AIM OF THE TASK: Check each line of the listing for the string "Share", count the lines that have it, and answer with that number only.

INPUT FOR THIS TASK:

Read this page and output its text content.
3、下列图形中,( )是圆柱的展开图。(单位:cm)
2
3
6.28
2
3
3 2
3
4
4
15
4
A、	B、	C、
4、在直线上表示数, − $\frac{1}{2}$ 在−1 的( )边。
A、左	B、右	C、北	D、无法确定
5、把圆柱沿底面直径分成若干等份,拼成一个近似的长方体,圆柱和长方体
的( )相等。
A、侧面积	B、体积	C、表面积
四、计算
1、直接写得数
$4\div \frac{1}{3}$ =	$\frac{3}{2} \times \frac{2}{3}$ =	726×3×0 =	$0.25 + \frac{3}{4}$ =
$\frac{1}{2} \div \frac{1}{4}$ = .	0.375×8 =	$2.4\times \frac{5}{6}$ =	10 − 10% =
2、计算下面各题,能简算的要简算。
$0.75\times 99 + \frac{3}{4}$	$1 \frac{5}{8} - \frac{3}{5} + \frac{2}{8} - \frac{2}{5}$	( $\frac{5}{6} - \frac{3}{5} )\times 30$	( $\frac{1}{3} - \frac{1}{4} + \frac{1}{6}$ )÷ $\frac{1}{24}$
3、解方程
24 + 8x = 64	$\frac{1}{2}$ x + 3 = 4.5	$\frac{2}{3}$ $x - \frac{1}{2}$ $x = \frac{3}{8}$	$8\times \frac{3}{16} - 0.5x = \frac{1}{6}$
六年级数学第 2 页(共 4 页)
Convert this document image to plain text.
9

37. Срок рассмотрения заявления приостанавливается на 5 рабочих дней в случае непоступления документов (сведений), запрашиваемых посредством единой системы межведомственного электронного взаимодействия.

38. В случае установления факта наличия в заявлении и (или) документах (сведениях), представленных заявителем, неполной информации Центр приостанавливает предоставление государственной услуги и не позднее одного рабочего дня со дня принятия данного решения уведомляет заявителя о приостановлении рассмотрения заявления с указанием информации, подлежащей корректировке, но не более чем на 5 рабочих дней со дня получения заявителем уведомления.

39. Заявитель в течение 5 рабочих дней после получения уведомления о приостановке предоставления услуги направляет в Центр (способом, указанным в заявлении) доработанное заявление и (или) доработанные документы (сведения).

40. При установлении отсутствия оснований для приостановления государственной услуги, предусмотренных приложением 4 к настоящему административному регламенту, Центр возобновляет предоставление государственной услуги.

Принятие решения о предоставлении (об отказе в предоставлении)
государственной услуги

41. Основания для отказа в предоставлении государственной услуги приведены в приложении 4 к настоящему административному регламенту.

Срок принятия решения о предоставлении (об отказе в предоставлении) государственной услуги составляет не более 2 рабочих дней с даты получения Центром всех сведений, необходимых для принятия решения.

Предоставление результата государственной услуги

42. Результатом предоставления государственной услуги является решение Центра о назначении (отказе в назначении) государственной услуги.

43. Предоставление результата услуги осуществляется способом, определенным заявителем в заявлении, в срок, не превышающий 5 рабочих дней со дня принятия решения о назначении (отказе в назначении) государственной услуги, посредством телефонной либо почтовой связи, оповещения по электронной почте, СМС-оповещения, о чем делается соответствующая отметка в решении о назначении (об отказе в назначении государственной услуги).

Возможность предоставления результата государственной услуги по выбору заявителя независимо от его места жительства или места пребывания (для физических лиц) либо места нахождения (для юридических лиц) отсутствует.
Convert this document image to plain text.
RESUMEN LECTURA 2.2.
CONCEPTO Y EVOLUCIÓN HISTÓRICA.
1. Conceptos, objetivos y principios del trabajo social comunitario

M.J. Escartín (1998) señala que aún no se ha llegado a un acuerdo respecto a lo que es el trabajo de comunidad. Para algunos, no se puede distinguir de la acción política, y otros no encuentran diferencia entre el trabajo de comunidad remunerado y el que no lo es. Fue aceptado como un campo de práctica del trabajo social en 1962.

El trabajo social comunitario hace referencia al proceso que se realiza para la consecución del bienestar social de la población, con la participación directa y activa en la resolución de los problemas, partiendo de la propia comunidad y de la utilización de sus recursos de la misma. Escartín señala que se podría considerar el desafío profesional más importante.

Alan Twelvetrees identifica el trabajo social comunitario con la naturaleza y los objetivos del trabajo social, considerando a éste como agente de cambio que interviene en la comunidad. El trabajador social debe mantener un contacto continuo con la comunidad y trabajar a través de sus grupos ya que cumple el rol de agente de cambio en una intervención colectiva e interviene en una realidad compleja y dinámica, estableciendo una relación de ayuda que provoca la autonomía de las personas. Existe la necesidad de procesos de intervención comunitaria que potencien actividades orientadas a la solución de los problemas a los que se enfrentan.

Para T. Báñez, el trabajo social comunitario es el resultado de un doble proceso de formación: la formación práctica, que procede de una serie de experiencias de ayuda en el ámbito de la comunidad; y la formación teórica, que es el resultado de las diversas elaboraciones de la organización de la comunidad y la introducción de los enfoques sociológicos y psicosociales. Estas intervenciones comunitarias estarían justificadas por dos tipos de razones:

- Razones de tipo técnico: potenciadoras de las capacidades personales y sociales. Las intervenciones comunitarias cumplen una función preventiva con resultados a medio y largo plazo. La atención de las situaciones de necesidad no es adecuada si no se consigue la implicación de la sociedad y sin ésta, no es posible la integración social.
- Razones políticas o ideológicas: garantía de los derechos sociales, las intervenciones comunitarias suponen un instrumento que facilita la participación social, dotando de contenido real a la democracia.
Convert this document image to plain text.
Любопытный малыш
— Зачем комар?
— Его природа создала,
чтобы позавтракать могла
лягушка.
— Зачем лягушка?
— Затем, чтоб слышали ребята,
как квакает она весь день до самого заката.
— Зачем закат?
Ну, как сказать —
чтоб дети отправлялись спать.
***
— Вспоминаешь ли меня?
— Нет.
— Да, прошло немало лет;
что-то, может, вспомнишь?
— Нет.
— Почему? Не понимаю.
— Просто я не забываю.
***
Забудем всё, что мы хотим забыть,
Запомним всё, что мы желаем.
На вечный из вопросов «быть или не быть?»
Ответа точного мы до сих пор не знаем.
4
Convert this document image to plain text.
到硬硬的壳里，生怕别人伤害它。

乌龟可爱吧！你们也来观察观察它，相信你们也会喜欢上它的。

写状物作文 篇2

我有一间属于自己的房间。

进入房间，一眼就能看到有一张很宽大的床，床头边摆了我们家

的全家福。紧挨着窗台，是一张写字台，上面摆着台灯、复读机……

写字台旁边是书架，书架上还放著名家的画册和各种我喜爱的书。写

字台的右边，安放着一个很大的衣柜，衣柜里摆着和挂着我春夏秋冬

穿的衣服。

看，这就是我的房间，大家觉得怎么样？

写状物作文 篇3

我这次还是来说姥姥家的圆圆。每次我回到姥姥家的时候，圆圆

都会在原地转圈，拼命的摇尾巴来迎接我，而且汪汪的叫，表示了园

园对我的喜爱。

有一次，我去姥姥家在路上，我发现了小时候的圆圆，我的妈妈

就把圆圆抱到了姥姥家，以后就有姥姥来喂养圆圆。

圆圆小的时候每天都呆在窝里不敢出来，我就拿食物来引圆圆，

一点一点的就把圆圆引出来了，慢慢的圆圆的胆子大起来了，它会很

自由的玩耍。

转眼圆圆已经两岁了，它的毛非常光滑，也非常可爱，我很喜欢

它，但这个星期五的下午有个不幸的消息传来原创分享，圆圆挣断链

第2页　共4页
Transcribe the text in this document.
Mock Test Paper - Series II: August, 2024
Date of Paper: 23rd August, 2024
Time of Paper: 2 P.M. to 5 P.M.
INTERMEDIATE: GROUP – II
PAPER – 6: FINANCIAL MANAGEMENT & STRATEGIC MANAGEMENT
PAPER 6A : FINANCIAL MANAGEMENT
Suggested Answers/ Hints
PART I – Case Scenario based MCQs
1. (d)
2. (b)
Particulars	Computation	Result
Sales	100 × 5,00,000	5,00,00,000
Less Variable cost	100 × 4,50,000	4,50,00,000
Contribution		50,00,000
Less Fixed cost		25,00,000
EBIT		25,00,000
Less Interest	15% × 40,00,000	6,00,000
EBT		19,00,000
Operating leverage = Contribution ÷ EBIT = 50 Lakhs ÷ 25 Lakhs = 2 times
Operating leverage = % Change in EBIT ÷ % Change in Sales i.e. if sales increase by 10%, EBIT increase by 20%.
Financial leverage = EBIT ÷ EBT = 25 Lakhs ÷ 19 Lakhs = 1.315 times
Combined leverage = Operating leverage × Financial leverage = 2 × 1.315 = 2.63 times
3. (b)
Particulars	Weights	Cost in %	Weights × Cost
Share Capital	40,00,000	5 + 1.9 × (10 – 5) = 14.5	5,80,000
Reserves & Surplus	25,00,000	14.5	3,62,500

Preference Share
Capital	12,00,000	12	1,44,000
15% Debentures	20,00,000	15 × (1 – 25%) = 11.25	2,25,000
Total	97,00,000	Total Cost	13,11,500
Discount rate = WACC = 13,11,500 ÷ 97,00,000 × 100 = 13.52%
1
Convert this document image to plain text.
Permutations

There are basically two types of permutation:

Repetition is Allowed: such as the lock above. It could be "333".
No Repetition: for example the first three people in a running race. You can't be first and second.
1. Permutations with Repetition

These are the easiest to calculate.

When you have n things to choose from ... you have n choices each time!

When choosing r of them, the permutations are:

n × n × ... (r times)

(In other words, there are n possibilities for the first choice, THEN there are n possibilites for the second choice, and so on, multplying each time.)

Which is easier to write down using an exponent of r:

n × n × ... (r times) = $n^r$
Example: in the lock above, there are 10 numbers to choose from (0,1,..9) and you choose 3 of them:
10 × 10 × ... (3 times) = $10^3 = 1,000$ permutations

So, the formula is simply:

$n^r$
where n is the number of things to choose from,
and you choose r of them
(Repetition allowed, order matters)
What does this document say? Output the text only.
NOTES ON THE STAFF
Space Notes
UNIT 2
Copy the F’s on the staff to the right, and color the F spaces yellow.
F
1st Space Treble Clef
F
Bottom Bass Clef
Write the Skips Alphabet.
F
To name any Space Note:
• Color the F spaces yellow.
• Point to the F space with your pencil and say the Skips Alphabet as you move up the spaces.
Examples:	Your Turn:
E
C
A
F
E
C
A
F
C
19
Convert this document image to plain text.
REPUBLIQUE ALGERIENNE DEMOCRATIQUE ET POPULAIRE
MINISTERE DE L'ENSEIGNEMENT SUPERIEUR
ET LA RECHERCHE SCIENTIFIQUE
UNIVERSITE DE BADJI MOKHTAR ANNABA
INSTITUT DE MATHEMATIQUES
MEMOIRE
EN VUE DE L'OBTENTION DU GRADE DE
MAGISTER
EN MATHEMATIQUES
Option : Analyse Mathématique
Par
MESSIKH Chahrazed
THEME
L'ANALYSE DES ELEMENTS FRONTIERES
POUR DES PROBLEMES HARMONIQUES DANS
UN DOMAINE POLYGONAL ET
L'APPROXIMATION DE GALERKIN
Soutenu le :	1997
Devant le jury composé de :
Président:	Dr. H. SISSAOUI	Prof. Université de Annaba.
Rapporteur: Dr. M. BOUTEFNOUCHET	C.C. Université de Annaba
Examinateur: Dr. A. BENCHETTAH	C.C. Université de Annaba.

FINISHED EXERCISE: 2